- [WHAT THE TASK REQUIRES] Output all of the records exactly as written.

== MATERIALS PROVIDED

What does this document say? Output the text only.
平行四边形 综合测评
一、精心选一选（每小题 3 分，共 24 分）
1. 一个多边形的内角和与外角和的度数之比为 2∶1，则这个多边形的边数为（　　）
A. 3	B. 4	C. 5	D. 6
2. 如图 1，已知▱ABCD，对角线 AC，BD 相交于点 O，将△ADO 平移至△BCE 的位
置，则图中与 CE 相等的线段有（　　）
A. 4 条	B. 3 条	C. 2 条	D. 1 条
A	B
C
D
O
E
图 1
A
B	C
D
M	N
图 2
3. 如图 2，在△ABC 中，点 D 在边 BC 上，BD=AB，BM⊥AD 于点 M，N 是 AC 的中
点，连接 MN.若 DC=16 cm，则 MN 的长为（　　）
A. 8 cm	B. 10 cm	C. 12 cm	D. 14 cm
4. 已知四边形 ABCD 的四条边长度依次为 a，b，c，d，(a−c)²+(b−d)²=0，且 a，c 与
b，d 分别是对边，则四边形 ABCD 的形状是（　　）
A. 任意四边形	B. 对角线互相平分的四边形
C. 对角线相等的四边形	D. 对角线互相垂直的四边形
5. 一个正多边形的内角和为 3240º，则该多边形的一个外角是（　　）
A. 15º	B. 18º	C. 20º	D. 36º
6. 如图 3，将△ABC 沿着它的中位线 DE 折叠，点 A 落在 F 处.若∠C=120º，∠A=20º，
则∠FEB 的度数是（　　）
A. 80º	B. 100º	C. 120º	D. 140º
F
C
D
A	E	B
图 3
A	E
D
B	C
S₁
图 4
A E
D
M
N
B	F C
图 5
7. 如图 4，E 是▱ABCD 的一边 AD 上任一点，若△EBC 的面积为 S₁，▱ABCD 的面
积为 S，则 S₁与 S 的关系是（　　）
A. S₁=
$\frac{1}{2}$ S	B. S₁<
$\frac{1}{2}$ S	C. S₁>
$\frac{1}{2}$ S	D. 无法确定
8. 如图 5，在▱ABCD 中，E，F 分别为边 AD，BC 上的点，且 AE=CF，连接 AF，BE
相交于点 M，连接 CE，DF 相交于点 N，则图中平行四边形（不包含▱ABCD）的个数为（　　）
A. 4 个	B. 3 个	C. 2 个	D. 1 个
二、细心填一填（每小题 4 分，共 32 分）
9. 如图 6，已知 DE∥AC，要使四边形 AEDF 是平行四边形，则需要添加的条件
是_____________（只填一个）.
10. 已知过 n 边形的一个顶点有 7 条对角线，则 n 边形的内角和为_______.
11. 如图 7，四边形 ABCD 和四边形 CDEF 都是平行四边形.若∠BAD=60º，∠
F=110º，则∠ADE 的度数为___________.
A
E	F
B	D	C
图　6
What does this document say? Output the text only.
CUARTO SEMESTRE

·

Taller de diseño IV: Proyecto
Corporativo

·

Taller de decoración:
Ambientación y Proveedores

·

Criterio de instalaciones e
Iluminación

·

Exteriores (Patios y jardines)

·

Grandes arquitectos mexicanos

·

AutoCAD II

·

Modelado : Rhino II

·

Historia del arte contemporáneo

====

- [WRITTEN ANSWER]
What does this document say? Output the text only.
平行四边形 综合测评
一、精心选一选（每小题 3 分，共 24 分）
1. 一个多边形的内角和与外角和的度数之比为 2∶1，则这个多边形的边数为（　　）
A. 3	B. 4	C. 5	D. 6
2. 如图 1，已知▱ABCD，对角线 AC，BD 相交于点 O，将△ADO 平移至△BCE 的位
置，则图中与 CE 相等的线段有（　　）
A. 4 条	B. 3 条	C. 2 条	D. 1 条
A	B
C
D
O
E
图 1
A
B	C
D
M	N
图 2
3. 如图 2，在△ABC 中，点 D 在边 BC 上，BD=AB，BM⊥AD 于点 M，N 是 AC 的中
点，连接 MN.若 DC=16 cm，则 MN 的长为（　　）
A. 8 cm	B. 10 cm	C. 12 cm	D. 14 cm
4. 已知四边形 ABCD 的四条边长度依次为 a，b，c，d，(a−c)²+(b−d)²=0，且 a，c 与
b，d 分别是对边，则四边形 ABCD 的形状是（　　）
A. 任意四边形	B. 对角线互相平分的四边形
C. 对角线相等的四边形	D. 对角线互相垂直的四边形
5. 一个正多边形的内角和为 3240º，则该多边形的一个外角是（　　）
A. 15º	B. 18º	C. 20º	D. 36º
6. 如图 3，将△ABC 沿着它的中位线 DE 折叠，点 A 落在 F 处.若∠C=120º，∠A=20º，
则∠FEB 的度数是（　　）
A. 80º	B. 100º	C. 120º	D. 140º
F
C
D
A	E	B
图 3
A	E
D
B	C
S₁
图 4
A E
D
M
N
B	F C
图 5
7. 如图 4，E 是▱ABCD 的一边 AD 上任一点，若△EBC 的面积为 S₁，▱ABCD 的面
积为 S，则 S₁与 S 的关系是（　　）
A. S₁=
$\frac{1}{2}$ S	B. S₁<
$\frac{1}{2}$ S	C. S₁>
$\frac{1}{2}$ S	D. 无法确定
8. 如图 5，在▱ABCD 中，E，F 分别为边 AD，BC 上的点，且 AE=CF，连接 AF，BE
相交于点 M，连接 CE，DF 相交于点 N，则图中平行四边形（不包含▱ABCD）的个数为（　　）
A. 4 个	B. 3 个	C. 2 个	D. 1 个
二、细心填一填（每小题 4 分，共 32 分）
9. 如图 6，已知 DE∥AC，要使四边形 AEDF 是平行四边形，则需要添加的条件
是_____________（只填一个）.
10. 已知过 n 边形的一个顶点有 7 条对角线，则 n 边形的内角和为_______.
11. 如图 7，四边形 ABCD 和四边形 CDEF 都是平行四边形.若∠BAD=60º，∠
F=110º，则∠ADE 的度数为___________.
A
E	F
B	D	C
图　6
What does this document say? Output the text only.
CUARTO SEMESTRE

·

Taller de diseño IV: Proyecto
Corporativo

·

Taller de decoración:
Ambientación y Proveedores

·

Criterio de instalaciones e
Iluminación

·

Exteriores (Patios y jardines)

·

Grandes arquitectos mexicanos

·

AutoCAD II

·

Modelado : Rhino II

·

Historia del arte contemporáneo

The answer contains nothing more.